***** Records provided
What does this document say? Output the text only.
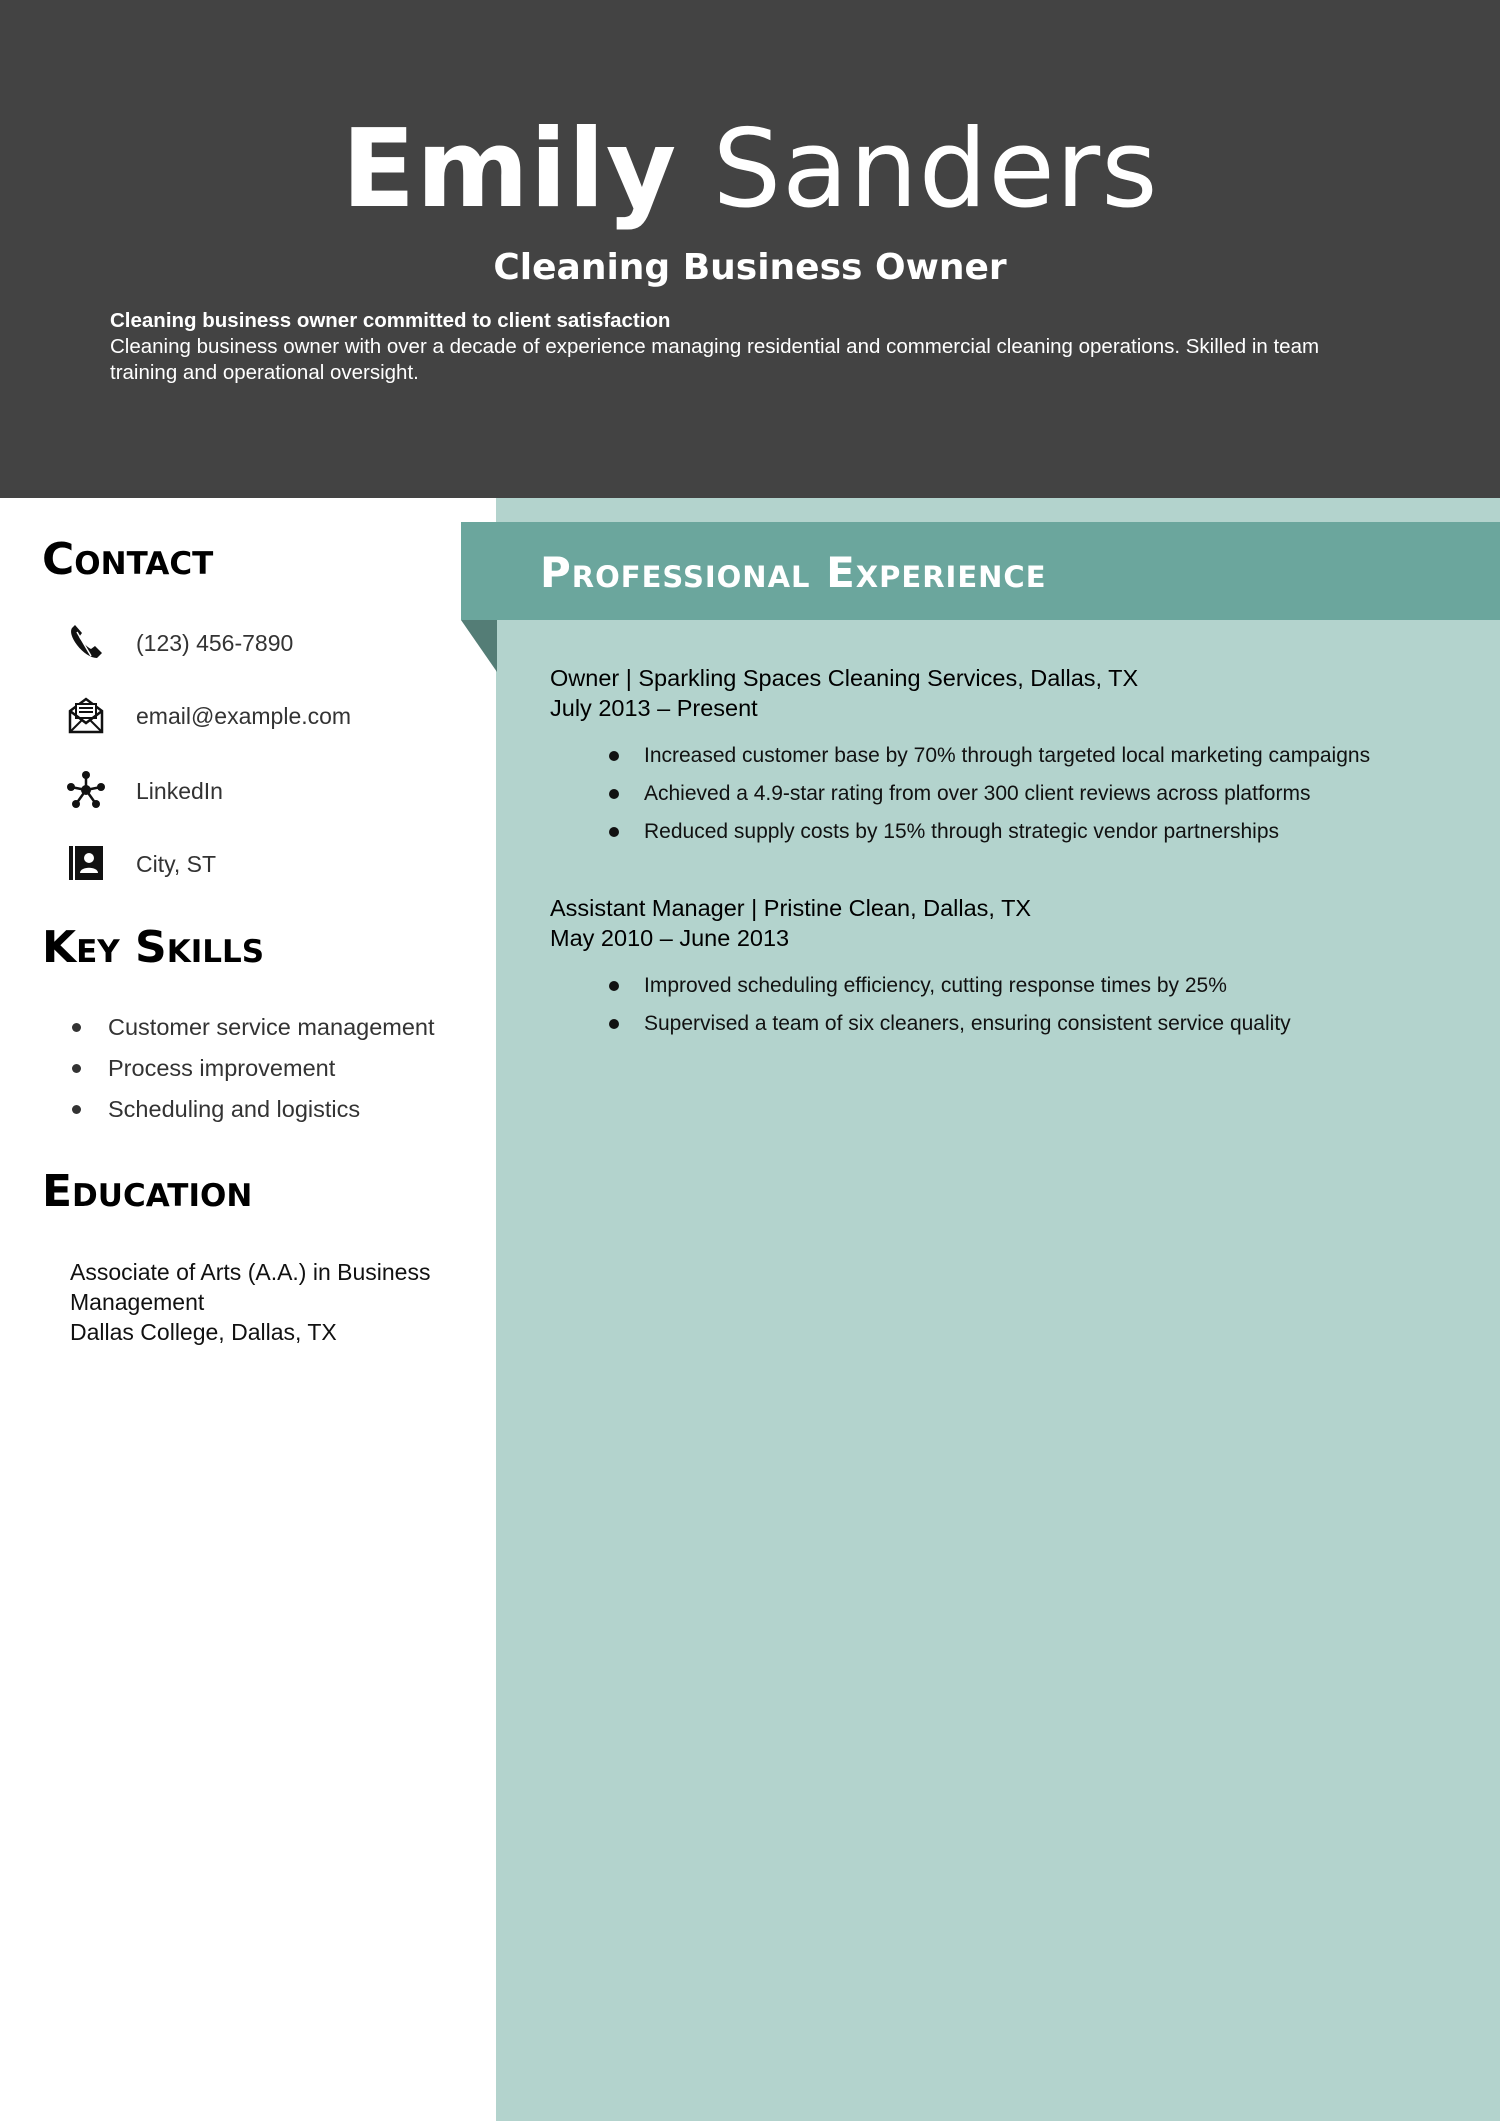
Emily Sanders
Cleaning Business Owner
Cleaning business owner committed to client satisfaction
Cleaning business owner with over a decade of experience managing residential and commercial cleaning operations. Skilled in team training and operational oversight.
Professional Experience
Contact
(123) 456-7890
email@example.com
LinkedIn
City, ST
Key Skills
Customer service management
Process improvement
Scheduling and logistics
Education
Associate of Arts (A.A.) in Business Management
Dallas College, Dallas, TX
Owner | Sparkling Spaces Cleaning Services, Dallas, TX
July 2013 – Present
Increased customer base by 70% through targeted local marketing campaigns
Achieved a 4.9-star rating from over 300 client reviews across platforms
Reduced supply costs by 15% through strategic vendor partnerships
Assistant Manager | Pristine Clean, Dallas, TX
May 2010 – June 2013
Improved scheduling efficiency, cutting response times by 25%
Supervised a team of six cleaners, ensuring consistent service quality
**********
§ Short task: Output the lines above in full and exactly as given, omitting any pictures.

§ Result of this exercise:
What does this document say? Output the text only.
Emily Sanders
Cleaning Business Owner
Cleaning business owner committed to client satisfaction
Cleaning business owner with over a decade of experience managing residential and commercial cleaning operations. Skilled in team training and operational oversight.
Professional Experience
Contact
(123) 456-7890
email@example.com
LinkedIn
City, ST
Key Skills
Customer service management
Process improvement
Scheduling and logistics
Education
Associate of Arts (A.A.) in Business Management
Dallas College, Dallas, TX
Owner | Sparkling Spaces Cleaning Services, Dallas, TX
July 2013 – Present
Increased customer base by 70% through targeted local marketing campaigns
Achieved a 4.9-star rating from over 300 client reviews across platforms
Reduced supply costs by 15% through strategic vendor partnerships
Assistant Manager | Pristine Clean, Dallas, TX
May 2010 – June 2013
Improved scheduling efficiency, cutting response times by 25%
Supervised a team of six cleaners, ensuring consistent service quality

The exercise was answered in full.